Data in this exercise:
########################################

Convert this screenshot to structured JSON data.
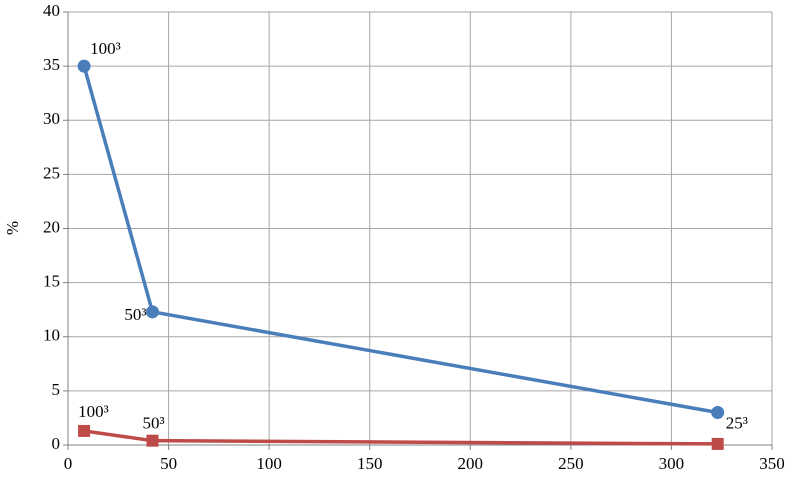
{
  "chart_data": {
    "type": "line",
    "y_label": "%",
    "xlim": [
      0,
      350
    ],
    "xticks": [
      0,
      50,
      100,
      150,
      200,
      250,
      300,
      350
    ],
    "ylim": [
      0,
      40
    ],
    "yticks": [
      0,
      5,
      10,
      15,
      20,
      25,
      30,
      35,
      40
    ],
    "grid": true,
    "series": [
      {
        "color": "#4a7ebb",
        "marker": "circle",
        "x": [
          8,
          42,
          323
        ],
        "values": [
          35,
          12.3,
          3
        ],
        "point_labels": [
          "100³",
          "50³",
          "25³"
        ]
      },
      {
        "color": "#be4b48",
        "marker": "square",
        "x": [
          8,
          42,
          323
        ],
        "values": [
          1.3,
          0.4,
          0.1
        ],
        "point_labels": [
          "100³",
          "50³",
          null
        ]
      }
    ]
  }
}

########################################

Stated goal: Using the data above, write out every line exactly, leaving the images behind.

Exercise output:
Convert this screenshot to structured JSON data.
{
  "chart_data": {
    "type": "line",
    "y_label": "%",
    "xlim": [
      0,
      350
    ],
    "xticks": [
      0,
      50,
      100,
      150,
      200,
      250,
      300,
      350
    ],
    "ylim": [
      0,
      40
    ],
    "yticks": [
      0,
      5,
      10,
      15,
      20,
      25,
      30,
      35,
      40
    ],
    "grid": true,
    "series": [
      {
        "color": "#4a7ebb",
        "marker": "circle",
        "x": [
          8,
          42,
          323
        ],
        "values": [
          35,
          12.3,
          3
        ],
        "point_labels": [
          "100³",
          "50³",
          "25³"
        ]
      },
      {
        "color": "#be4b48",
        "marker": "square",
        "x": [
          8,
          42,
          323
        ],
        "values": [
          1.3,
          0.4,
          0.1
        ],
        "point_labels": [
          "100³",
          "50³",
          null
        ]
      }
    ]
  }
}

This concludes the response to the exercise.